Scan the material below for lines with the word "Total" and report how many there are, with nothing added.
— begin Entries —
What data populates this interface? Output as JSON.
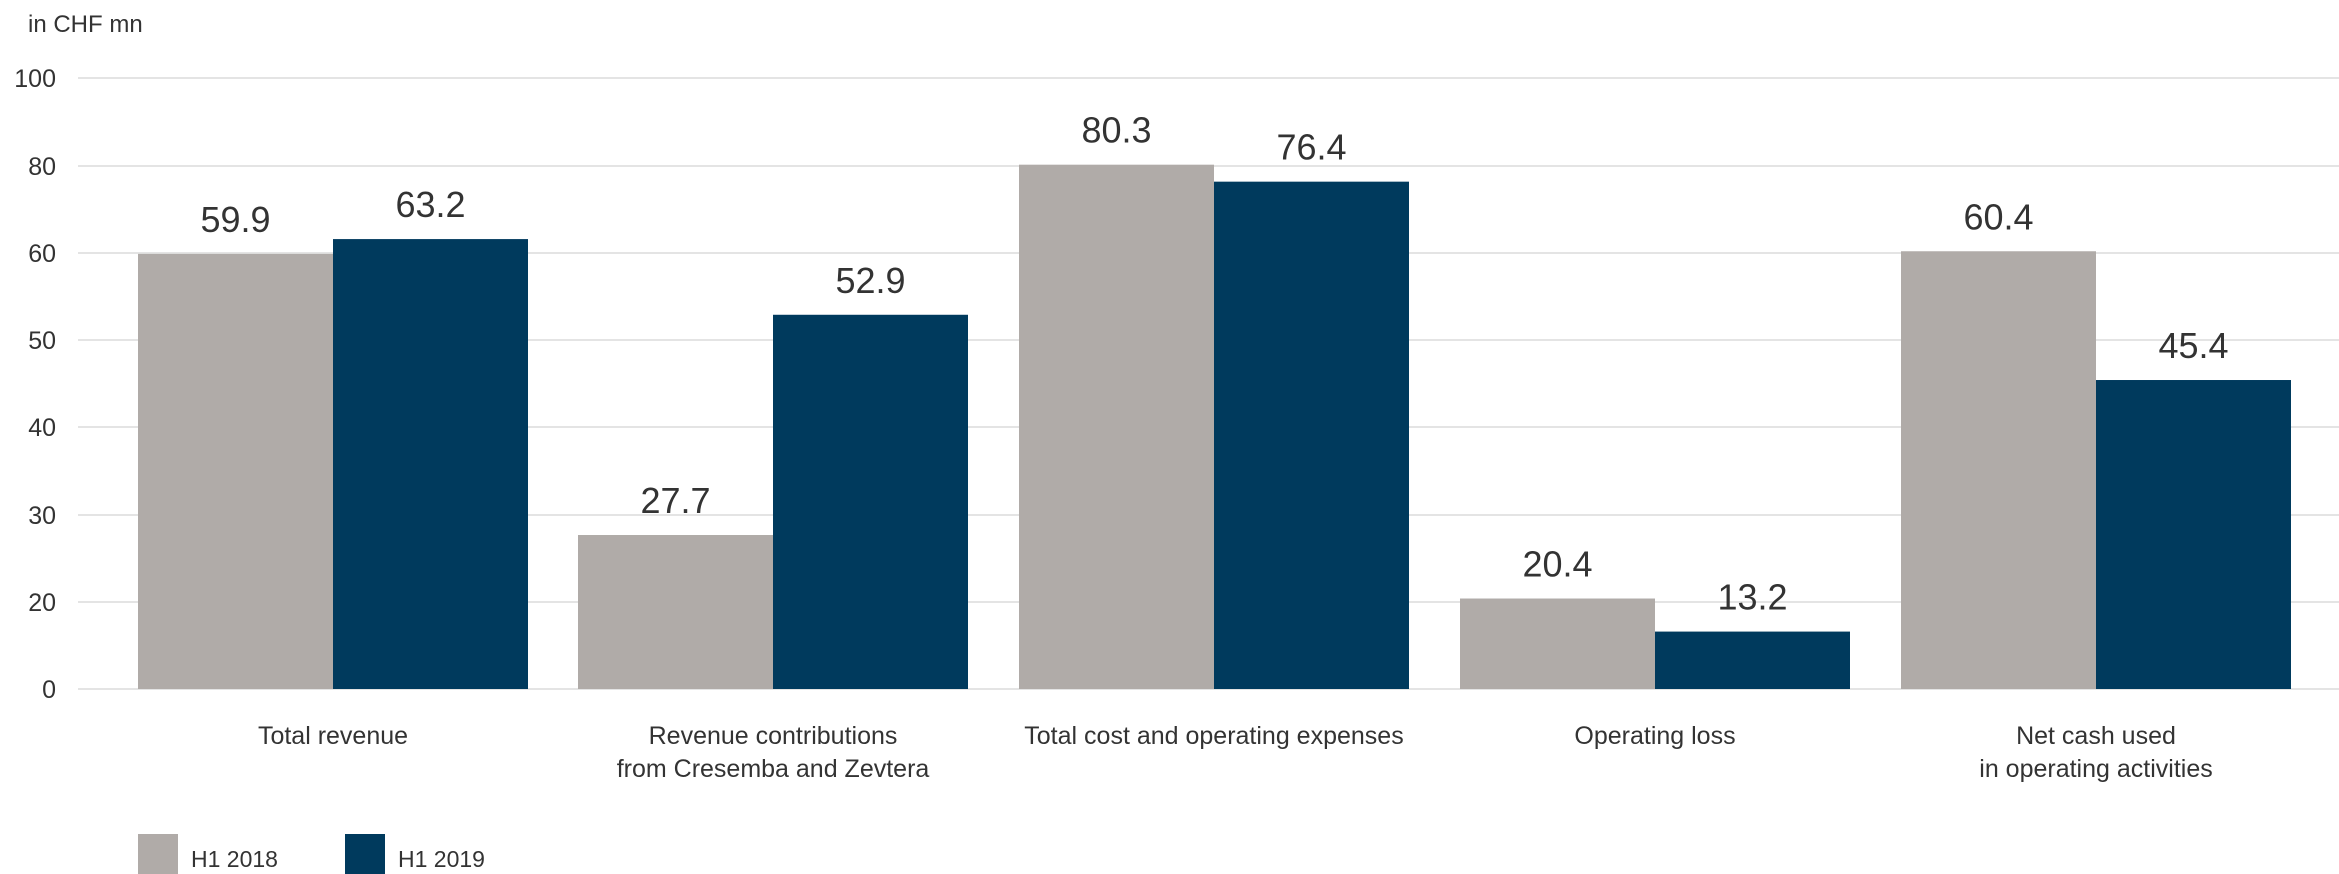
{
  "chart_data": {
    "type": "bar",
    "unit_label": "in CHF mn",
    "categories": [
      [
        "Total revenue"
      ],
      [
        "Revenue contributions",
        "from Cresemba and Zevtera"
      ],
      [
        "Total cost and operating expenses"
      ],
      [
        "Operating loss"
      ],
      [
        "Net cash used",
        "in operating activities"
      ]
    ],
    "y_ticks": [
      "0",
      "20",
      "30",
      "40",
      "50",
      "60",
      "80",
      "100"
    ],
    "series": [
      {
        "name": "H1 2018",
        "color": "#b0aba8",
        "values": [
          59.9,
          27.7,
          80.3,
          20.4,
          60.4
        ]
      },
      {
        "name": "H1 2019",
        "color": "#003a5d",
        "values": [
          63.2,
          52.9,
          76.4,
          13.2,
          45.4
        ]
      }
    ],
    "legend_position": "bottom-left",
    "grid": true
  }
}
— end Entries —
| Expected answer |
2